- **STATED TASK**
Quote all of the data below exactly, please.

** begin EXCERPTED RECORDS **

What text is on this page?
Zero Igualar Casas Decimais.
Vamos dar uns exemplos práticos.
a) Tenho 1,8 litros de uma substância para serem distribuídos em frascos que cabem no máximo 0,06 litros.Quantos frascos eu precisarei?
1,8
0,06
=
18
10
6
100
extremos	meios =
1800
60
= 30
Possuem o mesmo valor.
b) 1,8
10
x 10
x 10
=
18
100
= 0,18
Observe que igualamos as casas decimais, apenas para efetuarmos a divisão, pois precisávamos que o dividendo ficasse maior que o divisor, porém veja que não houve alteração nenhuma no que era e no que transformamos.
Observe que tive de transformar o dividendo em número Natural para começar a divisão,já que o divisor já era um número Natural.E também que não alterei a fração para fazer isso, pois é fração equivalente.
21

** end EXCERPTED RECORDS **

- **RESPONSE**
What text is on this page?
Zero Igualar Casas Decimais.
Vamos dar uns exemplos práticos.
a) Tenho 1,8 litros de uma substância para serem distribuídos em frascos que cabem no máximo 0,06 litros.Quantos frascos eu precisarei?
1,8
0,06
=
18
10
6
100
extremos	meios =
1800
60
= 30
Possuem o mesmo valor.
b) 1,8
10
x 10
x 10
=
18
100
= 0,18
Observe que igualamos as casas decimais, apenas para efetuarmos a divisão, pois precisávamos que o dividendo ficasse maior que o divisor, porém veja que não houve alteração nenhuma no que era e no que transformamos.
Observe que tive de transformar o dividendo em número Natural para começar a divisão,já que o divisor já era um número Natural.E também que não alterei a fração para fazer isso, pois é fração equivalente.
21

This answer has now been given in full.